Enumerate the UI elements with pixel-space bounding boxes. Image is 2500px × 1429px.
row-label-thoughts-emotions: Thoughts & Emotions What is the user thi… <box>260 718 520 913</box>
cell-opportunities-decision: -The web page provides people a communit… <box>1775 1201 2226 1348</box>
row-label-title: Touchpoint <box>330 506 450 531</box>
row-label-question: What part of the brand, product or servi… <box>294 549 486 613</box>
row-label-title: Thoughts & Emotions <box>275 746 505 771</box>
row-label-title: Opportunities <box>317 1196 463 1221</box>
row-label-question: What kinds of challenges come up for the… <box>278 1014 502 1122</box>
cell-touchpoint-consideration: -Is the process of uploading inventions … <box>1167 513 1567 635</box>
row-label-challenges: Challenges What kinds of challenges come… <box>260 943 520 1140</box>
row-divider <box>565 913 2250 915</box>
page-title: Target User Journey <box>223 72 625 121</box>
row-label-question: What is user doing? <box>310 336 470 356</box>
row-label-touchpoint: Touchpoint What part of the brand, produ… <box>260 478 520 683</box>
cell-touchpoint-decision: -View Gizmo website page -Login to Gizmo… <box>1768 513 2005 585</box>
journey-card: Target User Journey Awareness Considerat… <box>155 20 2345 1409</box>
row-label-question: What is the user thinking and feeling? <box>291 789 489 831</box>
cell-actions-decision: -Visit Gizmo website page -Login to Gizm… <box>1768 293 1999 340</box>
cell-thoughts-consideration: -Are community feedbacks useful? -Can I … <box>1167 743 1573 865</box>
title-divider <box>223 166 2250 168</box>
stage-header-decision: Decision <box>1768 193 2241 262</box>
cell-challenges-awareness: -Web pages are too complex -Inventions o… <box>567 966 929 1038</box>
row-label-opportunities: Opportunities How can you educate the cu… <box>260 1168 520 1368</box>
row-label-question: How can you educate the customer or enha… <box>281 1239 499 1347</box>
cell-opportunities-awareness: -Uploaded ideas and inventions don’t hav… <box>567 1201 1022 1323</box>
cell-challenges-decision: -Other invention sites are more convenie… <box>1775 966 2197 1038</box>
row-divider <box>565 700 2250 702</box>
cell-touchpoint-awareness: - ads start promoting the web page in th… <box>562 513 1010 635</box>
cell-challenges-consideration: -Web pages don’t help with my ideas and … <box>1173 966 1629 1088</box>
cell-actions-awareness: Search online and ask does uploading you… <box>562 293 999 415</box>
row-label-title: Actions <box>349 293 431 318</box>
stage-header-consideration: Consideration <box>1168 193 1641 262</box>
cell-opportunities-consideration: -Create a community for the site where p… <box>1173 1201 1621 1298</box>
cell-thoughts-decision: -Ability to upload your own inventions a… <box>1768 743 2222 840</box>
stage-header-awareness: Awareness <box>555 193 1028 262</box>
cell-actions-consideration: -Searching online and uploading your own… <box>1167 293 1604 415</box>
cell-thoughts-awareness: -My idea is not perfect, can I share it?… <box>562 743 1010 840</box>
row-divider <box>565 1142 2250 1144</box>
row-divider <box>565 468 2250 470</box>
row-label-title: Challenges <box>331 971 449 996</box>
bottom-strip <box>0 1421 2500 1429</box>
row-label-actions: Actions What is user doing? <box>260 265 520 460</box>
━━━━
Reproduce all of the material above verbatim, line by line, with no omissions or alterations.

• [Completed exercise]
Enumerate the UI elements with pixel-space bounding boxes. Image is 2500px × 1429px.
row-label-thoughts-emotions: Thoughts & Emotions What is the user thi… <box>260 718 520 913</box>
cell-opportunities-decision: -The web page provides people a communit… <box>1775 1201 2226 1348</box>
row-label-title: Touchpoint <box>330 506 450 531</box>
row-label-question: What part of the brand, product or servi… <box>294 549 486 613</box>
row-label-title: Thoughts & Emotions <box>275 746 505 771</box>
row-label-title: Opportunities <box>317 1196 463 1221</box>
row-label-question: What kinds of challenges come up for the… <box>278 1014 502 1122</box>
cell-touchpoint-consideration: -Is the process of uploading inventions … <box>1167 513 1567 635</box>
row-label-challenges: Challenges What kinds of challenges come… <box>260 943 520 1140</box>
row-divider <box>565 913 2250 915</box>
page-title: Target User Journey <box>223 72 625 121</box>
row-label-question: What is user doing? <box>310 336 470 356</box>
row-label-touchpoint: Touchpoint What part of the brand, produ… <box>260 478 520 683</box>
cell-touchpoint-decision: -View Gizmo website page -Login to Gizmo… <box>1768 513 2005 585</box>
journey-card: Target User Journey Awareness Considerat… <box>155 20 2345 1409</box>
row-label-question: What is the user thinking and feeling? <box>291 789 489 831</box>
cell-actions-decision: -Visit Gizmo website page -Login to Gizm… <box>1768 293 1999 340</box>
cell-thoughts-consideration: -Are community feedbacks useful? -Can I … <box>1167 743 1573 865</box>
title-divider <box>223 166 2250 168</box>
stage-header-decision: Decision <box>1768 193 2241 262</box>
cell-challenges-awareness: -Web pages are too complex -Inventions o… <box>567 966 929 1038</box>
row-label-opportunities: Opportunities How can you educate the cu… <box>260 1168 520 1368</box>
row-label-question: How can you educate the customer or enha… <box>281 1239 499 1347</box>
cell-opportunities-awareness: -Uploaded ideas and inventions don’t hav… <box>567 1201 1022 1323</box>
cell-challenges-decision: -Other invention sites are more convenie… <box>1775 966 2197 1038</box>
row-divider <box>565 700 2250 702</box>
cell-touchpoint-awareness: - ads start promoting the web page in th… <box>562 513 1010 635</box>
cell-challenges-consideration: -Web pages don’t help with my ideas and … <box>1173 966 1629 1088</box>
cell-actions-awareness: Search online and ask does uploading you… <box>562 293 999 415</box>
row-label-title: Actions <box>349 293 431 318</box>
stage-header-consideration: Consideration <box>1168 193 1641 262</box>
cell-opportunities-consideration: -Create a community for the site where p… <box>1173 1201 1621 1298</box>
cell-thoughts-decision: -Ability to upload your own inventions a… <box>1768 743 2222 840</box>
stage-header-awareness: Awareness <box>555 193 1028 262</box>
cell-actions-consideration: -Searching online and uploading your own… <box>1167 293 1604 415</box>
cell-thoughts-awareness: -My idea is not perfect, can I share it?… <box>562 743 1010 840</box>
row-divider <box>565 1142 2250 1144</box>
row-divider <box>565 468 2250 470</box>
row-label-title: Challenges <box>331 971 449 996</box>
bottom-strip <box>0 1421 2500 1429</box>
row-label-actions: Actions What is user doing? <box>260 265 520 460</box>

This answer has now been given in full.